▸ What needs to be done:
Give every entry again, word for word.

▸ Source data:
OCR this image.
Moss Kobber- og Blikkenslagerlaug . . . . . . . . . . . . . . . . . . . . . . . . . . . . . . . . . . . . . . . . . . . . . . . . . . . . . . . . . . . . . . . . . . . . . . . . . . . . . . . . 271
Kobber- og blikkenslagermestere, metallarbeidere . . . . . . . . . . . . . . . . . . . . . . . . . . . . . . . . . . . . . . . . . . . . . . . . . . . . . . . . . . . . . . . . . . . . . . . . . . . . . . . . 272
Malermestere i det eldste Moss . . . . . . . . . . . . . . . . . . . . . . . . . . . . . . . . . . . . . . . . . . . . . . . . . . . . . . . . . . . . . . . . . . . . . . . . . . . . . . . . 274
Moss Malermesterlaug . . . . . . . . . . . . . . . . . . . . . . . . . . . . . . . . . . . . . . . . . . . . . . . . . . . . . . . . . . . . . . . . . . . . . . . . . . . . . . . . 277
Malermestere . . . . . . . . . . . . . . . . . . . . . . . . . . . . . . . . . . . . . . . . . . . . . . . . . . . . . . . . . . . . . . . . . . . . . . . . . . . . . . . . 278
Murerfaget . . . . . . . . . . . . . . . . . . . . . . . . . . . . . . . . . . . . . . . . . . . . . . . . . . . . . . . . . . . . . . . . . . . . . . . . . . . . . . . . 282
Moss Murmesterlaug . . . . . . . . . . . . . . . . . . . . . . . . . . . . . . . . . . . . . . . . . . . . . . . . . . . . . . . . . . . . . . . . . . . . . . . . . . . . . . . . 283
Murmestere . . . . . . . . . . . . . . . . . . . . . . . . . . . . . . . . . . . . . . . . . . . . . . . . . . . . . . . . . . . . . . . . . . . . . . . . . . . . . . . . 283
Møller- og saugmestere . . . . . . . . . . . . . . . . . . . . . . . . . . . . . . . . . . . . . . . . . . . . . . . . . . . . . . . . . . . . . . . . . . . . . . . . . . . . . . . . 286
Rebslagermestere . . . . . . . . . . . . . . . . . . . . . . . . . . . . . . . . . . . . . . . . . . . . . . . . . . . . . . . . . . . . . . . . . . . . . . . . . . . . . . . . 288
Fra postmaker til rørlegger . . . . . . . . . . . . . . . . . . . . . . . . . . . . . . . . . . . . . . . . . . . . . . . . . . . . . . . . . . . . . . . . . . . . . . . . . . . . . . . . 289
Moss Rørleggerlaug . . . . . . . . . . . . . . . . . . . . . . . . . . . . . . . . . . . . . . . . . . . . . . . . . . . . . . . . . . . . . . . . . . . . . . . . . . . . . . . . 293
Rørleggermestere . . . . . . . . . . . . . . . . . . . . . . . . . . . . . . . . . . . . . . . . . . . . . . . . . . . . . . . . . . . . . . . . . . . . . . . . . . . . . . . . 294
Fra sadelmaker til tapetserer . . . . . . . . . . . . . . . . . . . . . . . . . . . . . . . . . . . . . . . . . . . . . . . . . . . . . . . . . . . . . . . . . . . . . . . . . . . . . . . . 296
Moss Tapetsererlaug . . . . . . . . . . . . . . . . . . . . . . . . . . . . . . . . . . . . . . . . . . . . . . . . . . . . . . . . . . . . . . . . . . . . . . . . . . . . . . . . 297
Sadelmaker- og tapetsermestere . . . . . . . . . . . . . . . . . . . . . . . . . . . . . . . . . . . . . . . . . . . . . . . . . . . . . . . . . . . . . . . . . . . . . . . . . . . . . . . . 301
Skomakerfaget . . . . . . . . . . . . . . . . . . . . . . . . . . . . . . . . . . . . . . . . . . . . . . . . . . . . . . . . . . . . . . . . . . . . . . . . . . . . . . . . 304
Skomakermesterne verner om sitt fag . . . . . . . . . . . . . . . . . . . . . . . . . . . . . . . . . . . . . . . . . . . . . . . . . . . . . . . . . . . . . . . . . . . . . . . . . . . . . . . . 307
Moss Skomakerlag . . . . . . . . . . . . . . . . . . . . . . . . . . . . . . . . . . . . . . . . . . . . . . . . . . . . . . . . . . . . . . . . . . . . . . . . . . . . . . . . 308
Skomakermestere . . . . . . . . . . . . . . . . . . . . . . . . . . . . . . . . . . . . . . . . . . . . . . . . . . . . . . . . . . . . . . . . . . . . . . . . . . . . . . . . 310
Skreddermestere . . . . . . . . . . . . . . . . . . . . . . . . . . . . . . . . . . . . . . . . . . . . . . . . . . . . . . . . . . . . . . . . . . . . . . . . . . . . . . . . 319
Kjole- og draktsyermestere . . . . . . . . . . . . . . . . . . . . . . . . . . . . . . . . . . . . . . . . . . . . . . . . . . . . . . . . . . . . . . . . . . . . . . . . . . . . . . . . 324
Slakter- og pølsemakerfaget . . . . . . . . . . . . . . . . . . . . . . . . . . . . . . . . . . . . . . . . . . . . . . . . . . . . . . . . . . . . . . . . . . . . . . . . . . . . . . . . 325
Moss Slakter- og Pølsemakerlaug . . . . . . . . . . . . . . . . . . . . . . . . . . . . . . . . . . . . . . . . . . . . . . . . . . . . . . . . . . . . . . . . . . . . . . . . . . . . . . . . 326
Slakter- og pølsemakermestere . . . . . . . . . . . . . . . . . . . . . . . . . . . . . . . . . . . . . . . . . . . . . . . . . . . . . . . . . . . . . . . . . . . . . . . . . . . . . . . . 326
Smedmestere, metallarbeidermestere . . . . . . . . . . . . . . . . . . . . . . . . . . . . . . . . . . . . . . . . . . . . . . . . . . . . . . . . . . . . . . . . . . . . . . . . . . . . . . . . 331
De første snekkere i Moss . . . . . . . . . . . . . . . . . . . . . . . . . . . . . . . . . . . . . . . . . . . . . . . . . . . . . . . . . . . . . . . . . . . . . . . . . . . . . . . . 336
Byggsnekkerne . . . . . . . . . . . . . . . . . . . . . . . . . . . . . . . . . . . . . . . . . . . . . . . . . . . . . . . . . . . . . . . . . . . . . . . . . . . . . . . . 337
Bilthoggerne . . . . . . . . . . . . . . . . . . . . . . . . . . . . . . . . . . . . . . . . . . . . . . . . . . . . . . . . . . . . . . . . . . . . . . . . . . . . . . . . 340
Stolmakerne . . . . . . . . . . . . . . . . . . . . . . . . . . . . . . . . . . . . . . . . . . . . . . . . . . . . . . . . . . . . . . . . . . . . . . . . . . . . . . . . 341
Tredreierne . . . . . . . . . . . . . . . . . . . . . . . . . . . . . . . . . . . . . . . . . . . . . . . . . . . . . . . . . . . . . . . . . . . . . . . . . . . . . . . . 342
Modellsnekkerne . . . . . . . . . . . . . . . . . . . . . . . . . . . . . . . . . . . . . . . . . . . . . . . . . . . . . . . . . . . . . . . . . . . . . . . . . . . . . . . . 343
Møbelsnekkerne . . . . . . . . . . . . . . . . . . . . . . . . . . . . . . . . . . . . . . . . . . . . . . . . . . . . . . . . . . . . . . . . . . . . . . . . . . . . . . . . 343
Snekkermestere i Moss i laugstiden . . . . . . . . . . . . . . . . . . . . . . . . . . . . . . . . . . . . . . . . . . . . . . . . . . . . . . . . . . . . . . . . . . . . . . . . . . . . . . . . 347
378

▸ Exercise answer:
OCR this image.
Moss Kobber- og Blikkenslagerlaug . . . . . . . . . . . . . . . . . . . . . . . . . . . . . . . . . . . . . . . . . . . . . . . . . . . . . . . . . . . . . . . . . . . . . . . . . . . . . . . . 271
Kobber- og blikkenslagermestere, metallarbeidere . . . . . . . . . . . . . . . . . . . . . . . . . . . . . . . . . . . . . . . . . . . . . . . . . . . . . . . . . . . . . . . . . . . . . . . . . . . . . . . . 272
Malermestere i det eldste Moss . . . . . . . . . . . . . . . . . . . . . . . . . . . . . . . . . . . . . . . . . . . . . . . . . . . . . . . . . . . . . . . . . . . . . . . . . . . . . . . . 274
Moss Malermesterlaug . . . . . . . . . . . . . . . . . . . . . . . . . . . . . . . . . . . . . . . . . . . . . . . . . . . . . . . . . . . . . . . . . . . . . . . . . . . . . . . . 277
Malermestere . . . . . . . . . . . . . . . . . . . . . . . . . . . . . . . . . . . . . . . . . . . . . . . . . . . . . . . . . . . . . . . . . . . . . . . . . . . . . . . . 278
Murerfaget . . . . . . . . . . . . . . . . . . . . . . . . . . . . . . . . . . . . . . . . . . . . . . . . . . . . . . . . . . . . . . . . . . . . . . . . . . . . . . . . 282
Moss Murmesterlaug . . . . . . . . . . . . . . . . . . . . . . . . . . . . . . . . . . . . . . . . . . . . . . . . . . . . . . . . . . . . . . . . . . . . . . . . . . . . . . . . 283
Murmestere . . . . . . . . . . . . . . . . . . . . . . . . . . . . . . . . . . . . . . . . . . . . . . . . . . . . . . . . . . . . . . . . . . . . . . . . . . . . . . . . 283
Møller- og saugmestere . . . . . . . . . . . . . . . . . . . . . . . . . . . . . . . . . . . . . . . . . . . . . . . . . . . . . . . . . . . . . . . . . . . . . . . . . . . . . . . . 286
Rebslagermestere . . . . . . . . . . . . . . . . . . . . . . . . . . . . . . . . . . . . . . . . . . . . . . . . . . . . . . . . . . . . . . . . . . . . . . . . . . . . . . . . 288
Fra postmaker til rørlegger . . . . . . . . . . . . . . . . . . . . . . . . . . . . . . . . . . . . . . . . . . . . . . . . . . . . . . . . . . . . . . . . . . . . . . . . . . . . . . . . 289
Moss Rørleggerlaug . . . . . . . . . . . . . . . . . . . . . . . . . . . . . . . . . . . . . . . . . . . . . . . . . . . . . . . . . . . . . . . . . . . . . . . . . . . . . . . . 293
Rørleggermestere . . . . . . . . . . . . . . . . . . . . . . . . . . . . . . . . . . . . . . . . . . . . . . . . . . . . . . . . . . . . . . . . . . . . . . . . . . . . . . . . 294
Fra sadelmaker til tapetserer . . . . . . . . . . . . . . . . . . . . . . . . . . . . . . . . . . . . . . . . . . . . . . . . . . . . . . . . . . . . . . . . . . . . . . . . . . . . . . . . 296
Moss Tapetsererlaug . . . . . . . . . . . . . . . . . . . . . . . . . . . . . . . . . . . . . . . . . . . . . . . . . . . . . . . . . . . . . . . . . . . . . . . . . . . . . . . . 297
Sadelmaker- og tapetsermestere . . . . . . . . . . . . . . . . . . . . . . . . . . . . . . . . . . . . . . . . . . . . . . . . . . . . . . . . . . . . . . . . . . . . . . . . . . . . . . . . 301
Skomakerfaget . . . . . . . . . . . . . . . . . . . . . . . . . . . . . . . . . . . . . . . . . . . . . . . . . . . . . . . . . . . . . . . . . . . . . . . . . . . . . . . . 304
Skomakermesterne verner om sitt fag . . . . . . . . . . . . . . . . . . . . . . . . . . . . . . . . . . . . . . . . . . . . . . . . . . . . . . . . . . . . . . . . . . . . . . . . . . . . . . . . 307
Moss Skomakerlag . . . . . . . . . . . . . . . . . . . . . . . . . . . . . . . . . . . . . . . . . . . . . . . . . . . . . . . . . . . . . . . . . . . . . . . . . . . . . . . . 308
Skomakermestere . . . . . . . . . . . . . . . . . . . . . . . . . . . . . . . . . . . . . . . . . . . . . . . . . . . . . . . . . . . . . . . . . . . . . . . . . . . . . . . . 310
Skreddermestere . . . . . . . . . . . . . . . . . . . . . . . . . . . . . . . . . . . . . . . . . . . . . . . . . . . . . . . . . . . . . . . . . . . . . . . . . . . . . . . . 319
Kjole- og draktsyermestere . . . . . . . . . . . . . . . . . . . . . . . . . . . . . . . . . . . . . . . . . . . . . . . . . . . . . . . . . . . . . . . . . . . . . . . . . . . . . . . . 324
Slakter- og pølsemakerfaget . . . . . . . . . . . . . . . . . . . . . . . . . . . . . . . . . . . . . . . . . . . . . . . . . . . . . . . . . . . . . . . . . . . . . . . . . . . . . . . . 325
Moss Slakter- og Pølsemakerlaug . . . . . . . . . . . . . . . . . . . . . . . . . . . . . . . . . . . . . . . . . . . . . . . . . . . . . . . . . . . . . . . . . . . . . . . . . . . . . . . . 326
Slakter- og pølsemakermestere . . . . . . . . . . . . . . . . . . . . . . . . . . . . . . . . . . . . . . . . . . . . . . . . . . . . . . . . . . . . . . . . . . . . . . . . . . . . . . . . 326
Smedmestere, metallarbeidermestere . . . . . . . . . . . . . . . . . . . . . . . . . . . . . . . . . . . . . . . . . . . . . . . . . . . . . . . . . . . . . . . . . . . . . . . . . . . . . . . . 331
De første snekkere i Moss . . . . . . . . . . . . . . . . . . . . . . . . . . . . . . . . . . . . . . . . . . . . . . . . . . . . . . . . . . . . . . . . . . . . . . . . . . . . . . . . 336
Byggsnekkerne . . . . . . . . . . . . . . . . . . . . . . . . . . . . . . . . . . . . . . . . . . . . . . . . . . . . . . . . . . . . . . . . . . . . . . . . . . . . . . . . 337
Bilthoggerne . . . . . . . . . . . . . . . . . . . . . . . . . . . . . . . . . . . . . . . . . . . . . . . . . . . . . . . . . . . . . . . . . . . . . . . . . . . . . . . . 340
Stolmakerne . . . . . . . . . . . . . . . . . . . . . . . . . . . . . . . . . . . . . . . . . . . . . . . . . . . . . . . . . . . . . . . . . . . . . . . . . . . . . . . . 341
Tredreierne . . . . . . . . . . . . . . . . . . . . . . . . . . . . . . . . . . . . . . . . . . . . . . . . . . . . . . . . . . . . . . . . . . . . . . . . . . . . . . . . 342
Modellsnekkerne . . . . . . . . . . . . . . . . . . . . . . . . . . . . . . . . . . . . . . . . . . . . . . . . . . . . . . . . . . . . . . . . . . . . . . . . . . . . . . . . 343
Møbelsnekkerne . . . . . . . . . . . . . . . . . . . . . . . . . . . . . . . . . . . . . . . . . . . . . . . . . . . . . . . . . . . . . . . . . . . . . . . . . . . . . . . . 343
Snekkermestere i Moss i laugstiden . . . . . . . . . . . . . . . . . . . . . . . . . . . . . . . . . . . . . . . . . . . . . . . . . . . . . . . . . . . . . . . . . . . . . . . . . . . . . . . . 347
378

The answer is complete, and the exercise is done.